■ **Exercise tasks**:
1. In the essay on climate change and reality, shorten the paragraph that begins "Mindful attention to exactly what is" while keeping its main facts.
2. According to the essay on climate change and reality, why is it great news that we are going to die? Answer in one to three sentences.
3. Carry on the essay on climate change and reality from the point where it stops.

■ **Document passage**:
○ ○ ○ ○ ○
I have no idea – not even a conjecture – but I like to imagine that if it’s true that there are or have been billions of other civilizations in our galaxy, the reason we haven’t heard from them isn’t that they destroy themselves. It’s that they don’t need to go colonizing for more resources. It’s that the natural development of civilization usually leads eventually to the emergence of a peaceful, sustainable way of life in which the beings delight in the home they have – and are.

* * *
This is part 4 of 4 of "The Ecospiritual Challenge."
Previous: Part 3: "Reality is Never Depressing"
Beginning: Part 1: "Fermi and the Nature of Intelligent Life"

2014-01-30

Reality is Never Depressing

According to Mark Serreze of the National Sea Ice Data Center, the Arctic ice is in its death spiral. Within a decade or two, a summertime spacecraft pointing its camera at the North Pole would see nothing but open ocean.

When we speak of climate change and the long list of planetary damages it wreaks, it’s common to invoke grandchildren. "Preserve the planet for the sake of our grandchildren," we say. Or, "Let’s not let our grandchildren have to deal with the problem with which we should be dealing." Bill McKibben, however, says:
"Forget the grandkids. It turns out this was a problem for our parents." (16)
Faced with what we now know, some remain in denial, their fingers stuck firmly in their ears. Others, seeing the collapse coming, amass stockpiles of canned goods, bottled water, and they're down in their basements oiling their guns.

At this point, maybe you’re thinking: “Oh, such gloom and doom! It’s depressing. It’s stressful. Tell me something uplifting and inspiring, not this litany of disaster scenarios."

Gentle reader, I’m not going to tell you soothing lies in the interest of being “inspirational.” I’m going to tell you the truth as best I can discern it. And here’s a truth that I think happens to also be inspiring:

Reality is never depressing.

Being in denial, being out of touch with reality, pushing it out of consciousness, so that it has to sneak around, come at you from behind, and crawl up your back (for reality eventually finds a way to get through to us), that's the source of depression. Struggling to resist irresistible reality – that's what triggers depression and stress. Reality is never depressing.

Mindful attention to exactly what is is a practice of cultivating joy. Even if what is is pain. Literally. If you’ve got a throbbing knee pain or headache, bring all your attention to the pain itself, minutely noticing every detail of its sensation. This doesn’t make the pain go away, but it does make the pain bother you less, for as long as you sustain attention.

Reality presents us with challenges, and those challenges become depressing or stressful problems only when we want to push them away, push them out of mind. Instead, engage, and connect.

The good news is: you and I are going to die. That’s great news because it means we don’t have to figure out how to live forever – get everything solved, all threats removed, so that we can then relax into our immortality. We don't have that responsibility. We only have this short time -- a day, a year, a few decades -- and all we have to do is show up for just this decade or two, this year, this day. That's all. Hallelujah, we do not bear the the burden of eternity. Knowing I am blessed with an ironclad exit strategy, knowing the divine takes form only temporarily in the body and set of ego defenses called "me," I am liberated. My task is no more (and no less) than to manifest this transience that I am. We are, each of us, called upon only to manifest -- and in our manifesting engage with the challenges that happen to arise for the few years we happen to be here.
○ ○ ○ ○ ○
■ **Material**:
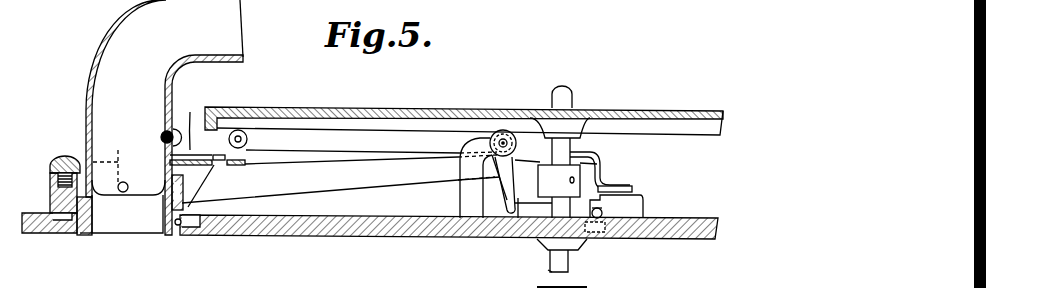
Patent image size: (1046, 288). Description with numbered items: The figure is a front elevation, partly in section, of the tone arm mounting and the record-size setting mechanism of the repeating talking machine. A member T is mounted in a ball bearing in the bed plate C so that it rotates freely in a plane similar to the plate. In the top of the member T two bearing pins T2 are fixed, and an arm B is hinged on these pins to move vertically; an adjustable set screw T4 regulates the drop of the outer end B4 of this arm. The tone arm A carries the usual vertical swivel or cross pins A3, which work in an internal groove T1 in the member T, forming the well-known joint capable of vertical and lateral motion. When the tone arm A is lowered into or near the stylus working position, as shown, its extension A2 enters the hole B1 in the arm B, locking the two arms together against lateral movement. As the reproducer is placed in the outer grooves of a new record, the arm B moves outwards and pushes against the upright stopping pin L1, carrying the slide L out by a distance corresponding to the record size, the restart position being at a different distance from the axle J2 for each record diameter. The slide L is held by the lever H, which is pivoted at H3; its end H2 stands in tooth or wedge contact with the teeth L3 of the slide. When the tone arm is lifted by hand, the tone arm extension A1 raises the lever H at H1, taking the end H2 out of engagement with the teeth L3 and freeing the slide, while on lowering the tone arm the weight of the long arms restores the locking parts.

The tone arm A is at (160, 117).
The tone arm extension A1 is at (171, 130).
The extension A2 is at (217, 165).
The vertical swivel or cross pins A3 is at (128, 187).
The arm B is at (383, 179).
The hole B1 is at (178, 225).
The outer end of arm B B4 is at (611, 176).
The bed plate C is at (313, 234).
The lever H is at (306, 128).
The lifting point of lever H H1 is at (240, 134).
The locking end of lever H H2 is at (480, 220).
The pivot H3 is at (506, 130).
The axle J2 is at (565, 99).
The slide L is at (613, 239).
The upright stopping pin L1 is at (632, 189).
The teeth L3 is at (513, 240).
The member T is at (121, 214).
The internal groove T1 is at (60, 198).
The bearing pins T2 is at (107, 157).
The adjustable set screw T4 is at (61, 160).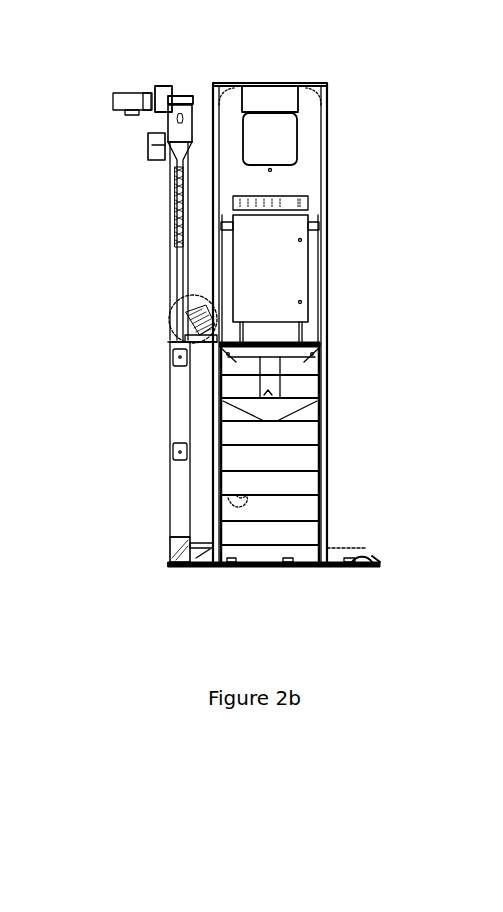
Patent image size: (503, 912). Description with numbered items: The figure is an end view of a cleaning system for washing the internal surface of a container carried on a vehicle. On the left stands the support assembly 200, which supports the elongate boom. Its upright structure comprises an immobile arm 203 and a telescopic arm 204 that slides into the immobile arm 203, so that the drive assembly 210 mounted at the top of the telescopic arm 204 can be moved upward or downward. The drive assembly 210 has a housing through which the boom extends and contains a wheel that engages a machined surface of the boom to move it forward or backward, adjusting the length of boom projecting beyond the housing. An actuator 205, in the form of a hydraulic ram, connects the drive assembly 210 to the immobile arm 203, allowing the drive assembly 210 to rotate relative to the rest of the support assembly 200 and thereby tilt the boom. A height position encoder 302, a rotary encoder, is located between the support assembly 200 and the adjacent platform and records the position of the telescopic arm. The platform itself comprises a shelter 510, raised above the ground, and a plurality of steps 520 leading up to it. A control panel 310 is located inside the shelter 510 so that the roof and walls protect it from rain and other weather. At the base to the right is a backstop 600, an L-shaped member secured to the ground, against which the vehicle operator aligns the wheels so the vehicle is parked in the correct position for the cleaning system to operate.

The support assembly 200 is at (138, 463).
The immobile arm 203 is at (180, 404).
The telescopic arm 204 is at (178, 272).
The actuator 205 is at (173, 229).
The drive assembly 210 is at (167, 134).
The height position encoder 302 is at (185, 333).
The control panel 310 is at (286, 262).
The shelter 510 is at (320, 153).
The steps 520 is at (290, 467).
The backstop 600 is at (358, 555).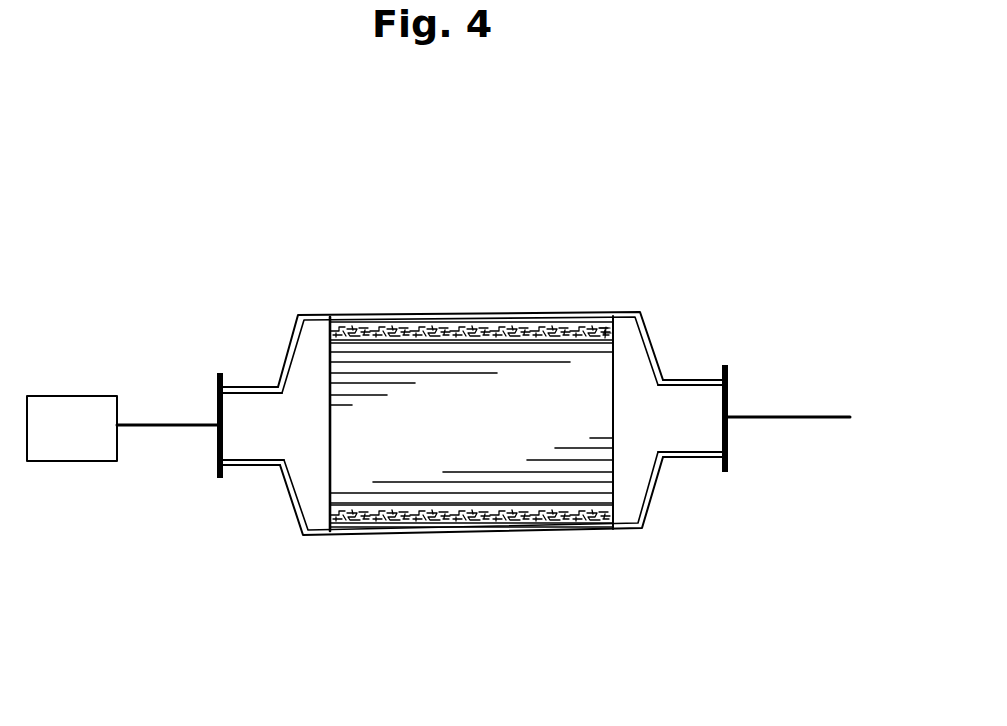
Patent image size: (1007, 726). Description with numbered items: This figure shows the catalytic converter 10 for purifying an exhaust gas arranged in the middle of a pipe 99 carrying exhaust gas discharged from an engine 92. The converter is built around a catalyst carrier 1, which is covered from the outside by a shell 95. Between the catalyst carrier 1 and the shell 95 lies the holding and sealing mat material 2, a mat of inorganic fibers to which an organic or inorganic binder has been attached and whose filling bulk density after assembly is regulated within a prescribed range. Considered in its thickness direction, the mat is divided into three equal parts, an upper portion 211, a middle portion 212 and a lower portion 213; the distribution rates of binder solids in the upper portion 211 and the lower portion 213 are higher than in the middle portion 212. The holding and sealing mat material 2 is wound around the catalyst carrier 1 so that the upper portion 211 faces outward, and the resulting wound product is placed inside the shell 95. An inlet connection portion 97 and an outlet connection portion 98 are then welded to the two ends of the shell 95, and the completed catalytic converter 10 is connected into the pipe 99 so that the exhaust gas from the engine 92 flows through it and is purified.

The catalyst carrier 1 is at (490, 415).
The holding and sealing mat material 2 is at (440, 313).
The upper portion 211 is at (535, 328).
The middle portion 212 is at (574, 330).
The lower portion 213 is at (605, 324).
The catalytic converter 10 is at (550, 562).
The engine 92 is at (78, 462).
The shell 95 is at (443, 535).
The inlet connection portion 97 is at (246, 467).
The outlet connection portion 98 is at (694, 460).
The pipe 99 is at (156, 428).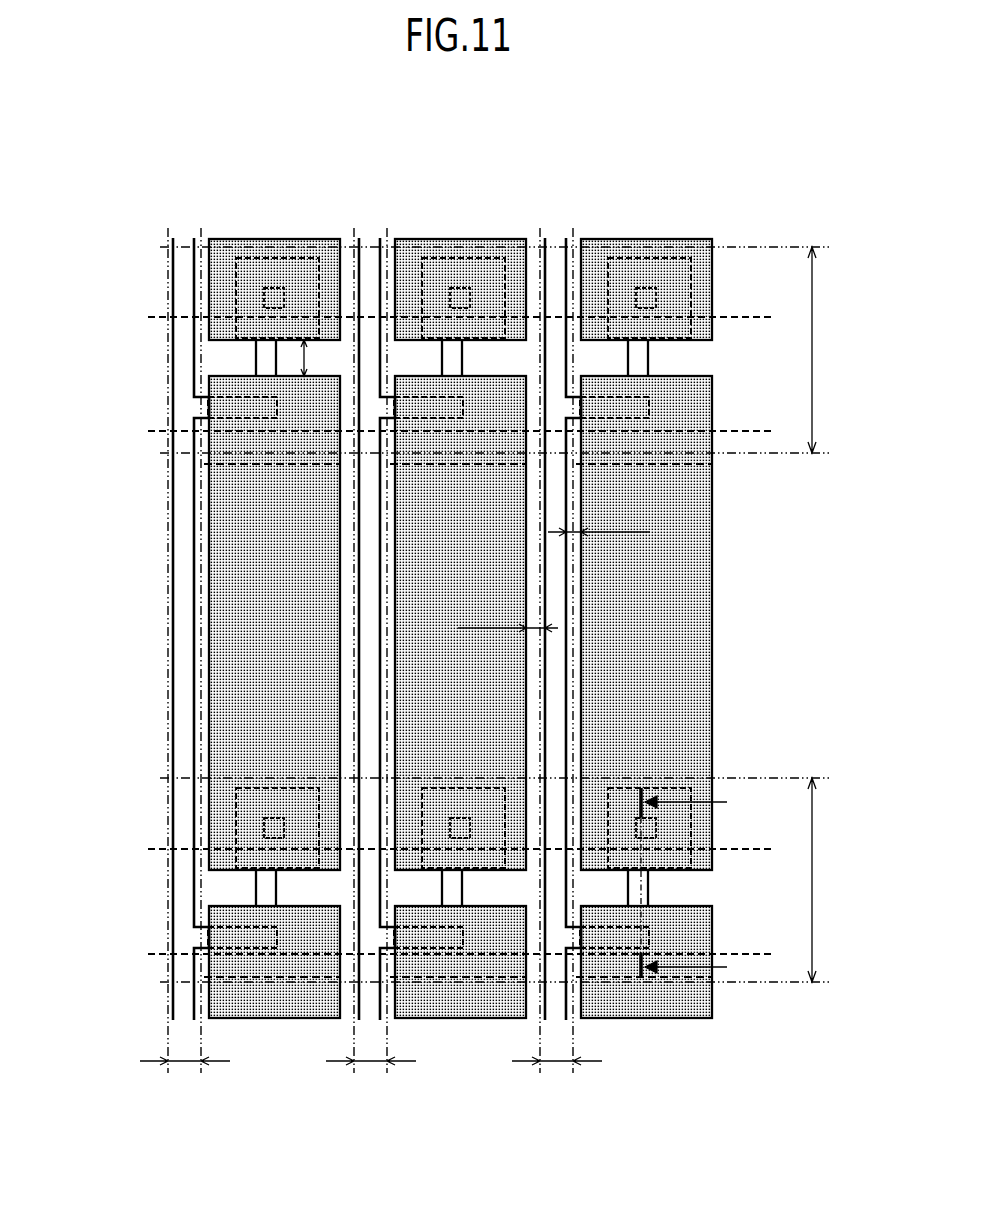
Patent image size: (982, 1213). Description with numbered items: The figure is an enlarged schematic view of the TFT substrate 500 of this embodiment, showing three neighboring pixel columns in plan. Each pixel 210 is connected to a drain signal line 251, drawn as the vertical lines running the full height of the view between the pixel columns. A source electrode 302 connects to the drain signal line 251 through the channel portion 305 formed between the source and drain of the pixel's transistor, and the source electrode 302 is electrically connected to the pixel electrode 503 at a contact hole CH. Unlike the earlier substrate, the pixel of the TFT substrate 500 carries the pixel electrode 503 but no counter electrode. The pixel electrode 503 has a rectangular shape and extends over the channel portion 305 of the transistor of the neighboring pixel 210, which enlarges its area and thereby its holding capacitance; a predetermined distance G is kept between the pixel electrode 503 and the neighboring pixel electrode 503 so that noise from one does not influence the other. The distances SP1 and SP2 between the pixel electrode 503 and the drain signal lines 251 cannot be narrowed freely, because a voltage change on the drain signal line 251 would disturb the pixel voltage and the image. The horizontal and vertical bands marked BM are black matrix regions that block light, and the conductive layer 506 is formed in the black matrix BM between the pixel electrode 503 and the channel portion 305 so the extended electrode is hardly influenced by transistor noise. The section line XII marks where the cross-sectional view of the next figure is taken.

The TFT substrate 500 is at (455, 157).
The drain signal line 251 is at (183, 293).
The channel portion 305 is at (248, 386).
The pixel 210 is at (192, 502).
The pixel electrode 503 is at (233, 580).
The source electrode 302 is at (265, 883).
The conductive layer 506 is at (768, 360).
The contact hole CH is at (283, 257).
The predetermined distance G is at (315, 358).
The black matrix region BM is at (494, 675).
The distance between pixel electrode and drain signal line SP1 is at (599, 522).
The distance between pixel electrode and drain signal line SP2 is at (508, 618).
The section line XII is at (700, 885).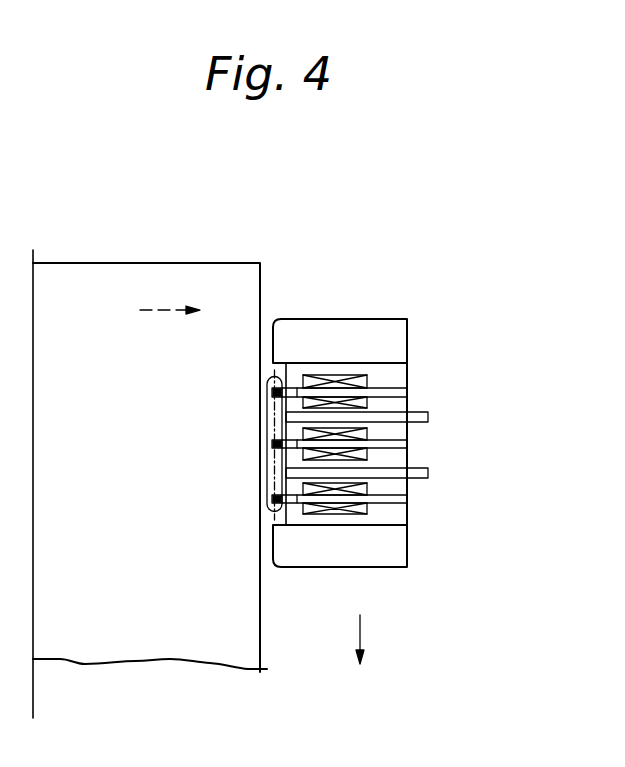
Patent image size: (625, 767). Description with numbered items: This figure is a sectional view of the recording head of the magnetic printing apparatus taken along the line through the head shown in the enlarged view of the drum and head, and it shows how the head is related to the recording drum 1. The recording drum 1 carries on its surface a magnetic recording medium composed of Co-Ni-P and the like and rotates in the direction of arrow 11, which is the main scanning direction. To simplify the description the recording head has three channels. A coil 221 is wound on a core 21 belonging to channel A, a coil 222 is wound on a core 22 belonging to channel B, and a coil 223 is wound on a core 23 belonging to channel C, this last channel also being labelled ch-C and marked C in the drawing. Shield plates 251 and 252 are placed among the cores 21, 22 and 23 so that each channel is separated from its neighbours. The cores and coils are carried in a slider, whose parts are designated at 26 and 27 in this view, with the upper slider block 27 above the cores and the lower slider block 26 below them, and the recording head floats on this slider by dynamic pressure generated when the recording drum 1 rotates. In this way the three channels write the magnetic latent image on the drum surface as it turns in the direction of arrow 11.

The recording drum 1 is at (224, 263).
The arrow 11 is at (168, 308).
The core 21 is at (262, 389).
The core 22 is at (262, 445).
The core 23 is at (262, 499).
The coil 221 is at (365, 382).
The coil 222 is at (368, 434).
The coil 223 is at (368, 487).
The shield plate 251 is at (430, 417).
The shield plate 252 is at (430, 473).
The slider 26 is at (334, 566).
The slider 27 is at (340, 322).
The channel C is at (258, 426).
○ ○ ○ ○ ○
■ **Final results**:
1. Paying mindful attention to what is cultivates joy, even when what is happens to be pain. If you have a throbbing knee or a headache, focus closely on every detail of the sensation. The pain won't go away, but it will bother you less for as long as you keep your attention on it.

2. Because we will die, we don't have to figure out how to live forever by solving everything and removing every threat before we can rest in immortality. We carry no burden of eternity. We only have to show up for the short time we have: this decade, this year, this day.

3.
OK, so we, as a species, did not adopt the Ecospiritual Imperative to connect spiritually to nature in a way that would have empowered us, in joy, to preserve the Earth we knew. As a result, now we face the Ecospiritual Challenge to fashion what life we can on the new Earth.

The Ecospiritual Challenge is to walk a third way: not denying the reality we face, and nor retreating into everyone-for-herself survivalism. It is the path of open-eyed and open-eared awareness, and also the path of connection to both nature and neighbor -- not afraid to face reality, not avoiding needed knowledge because it's "depressing" and you’d rather not think about it. And at the same time not bunkering protectively.

The Ecospiritual Challenge is to choose neither despair nor defense, but new community.

This is a spiritual challenge because the courage to face reality exactly as it is comes from spiritual discipline. Our capacity to hold our world in love, whatever may come -- and I do mean whatever may come -- is developed in spiritual practice and in spiritual community. And where love is, fear and sadness are not.

* * *
This is part 3 of 4 of "The Ecospiritual Challenge."
Next: Part 4: "The New Earth"
Previous: Part 2: "The Climates They Have A-Changed"
Beginning: Part 1: "Fermi and the Nature of Intelligent Life"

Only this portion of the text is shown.